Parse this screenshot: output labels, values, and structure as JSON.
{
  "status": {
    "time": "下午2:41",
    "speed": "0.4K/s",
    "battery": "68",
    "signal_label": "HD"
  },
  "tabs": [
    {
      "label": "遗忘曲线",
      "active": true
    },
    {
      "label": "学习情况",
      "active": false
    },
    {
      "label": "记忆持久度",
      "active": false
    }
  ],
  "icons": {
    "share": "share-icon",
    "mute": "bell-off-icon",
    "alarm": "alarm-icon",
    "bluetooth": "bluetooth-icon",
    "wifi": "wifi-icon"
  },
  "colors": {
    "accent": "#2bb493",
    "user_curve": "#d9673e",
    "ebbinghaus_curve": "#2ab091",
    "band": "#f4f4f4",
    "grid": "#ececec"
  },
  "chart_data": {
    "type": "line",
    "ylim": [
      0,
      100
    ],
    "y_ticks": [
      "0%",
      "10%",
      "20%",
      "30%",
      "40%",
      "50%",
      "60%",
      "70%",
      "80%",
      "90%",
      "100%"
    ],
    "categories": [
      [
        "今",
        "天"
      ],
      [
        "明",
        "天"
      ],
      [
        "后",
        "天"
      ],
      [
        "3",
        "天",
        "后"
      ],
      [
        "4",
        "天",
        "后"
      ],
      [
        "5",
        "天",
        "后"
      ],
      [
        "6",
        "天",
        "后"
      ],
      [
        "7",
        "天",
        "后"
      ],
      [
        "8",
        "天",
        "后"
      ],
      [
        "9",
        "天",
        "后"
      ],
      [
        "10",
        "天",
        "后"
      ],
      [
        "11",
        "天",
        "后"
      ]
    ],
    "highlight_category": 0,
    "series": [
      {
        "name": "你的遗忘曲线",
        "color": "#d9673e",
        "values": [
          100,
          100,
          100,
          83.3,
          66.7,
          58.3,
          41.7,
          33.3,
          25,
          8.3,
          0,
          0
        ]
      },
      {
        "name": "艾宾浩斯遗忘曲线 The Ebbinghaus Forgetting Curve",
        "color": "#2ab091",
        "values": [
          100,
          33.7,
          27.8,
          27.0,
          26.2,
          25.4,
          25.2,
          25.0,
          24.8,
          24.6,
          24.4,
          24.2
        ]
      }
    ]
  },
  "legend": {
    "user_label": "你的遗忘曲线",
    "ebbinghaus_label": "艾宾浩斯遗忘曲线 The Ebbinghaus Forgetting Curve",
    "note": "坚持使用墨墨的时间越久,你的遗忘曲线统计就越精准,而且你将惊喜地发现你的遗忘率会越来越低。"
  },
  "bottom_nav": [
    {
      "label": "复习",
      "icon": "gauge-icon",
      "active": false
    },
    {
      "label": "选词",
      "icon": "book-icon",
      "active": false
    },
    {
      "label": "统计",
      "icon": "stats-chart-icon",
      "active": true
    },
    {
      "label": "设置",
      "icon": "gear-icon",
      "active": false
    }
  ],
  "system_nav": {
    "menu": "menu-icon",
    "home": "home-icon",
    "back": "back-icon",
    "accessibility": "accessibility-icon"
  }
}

★ ★ ★ ★ ★ ★ ★

State how many lines of the records hold the string "艾宾浩斯遗忘曲线", and nothing else.

* **OUTPUT BELOW**: 2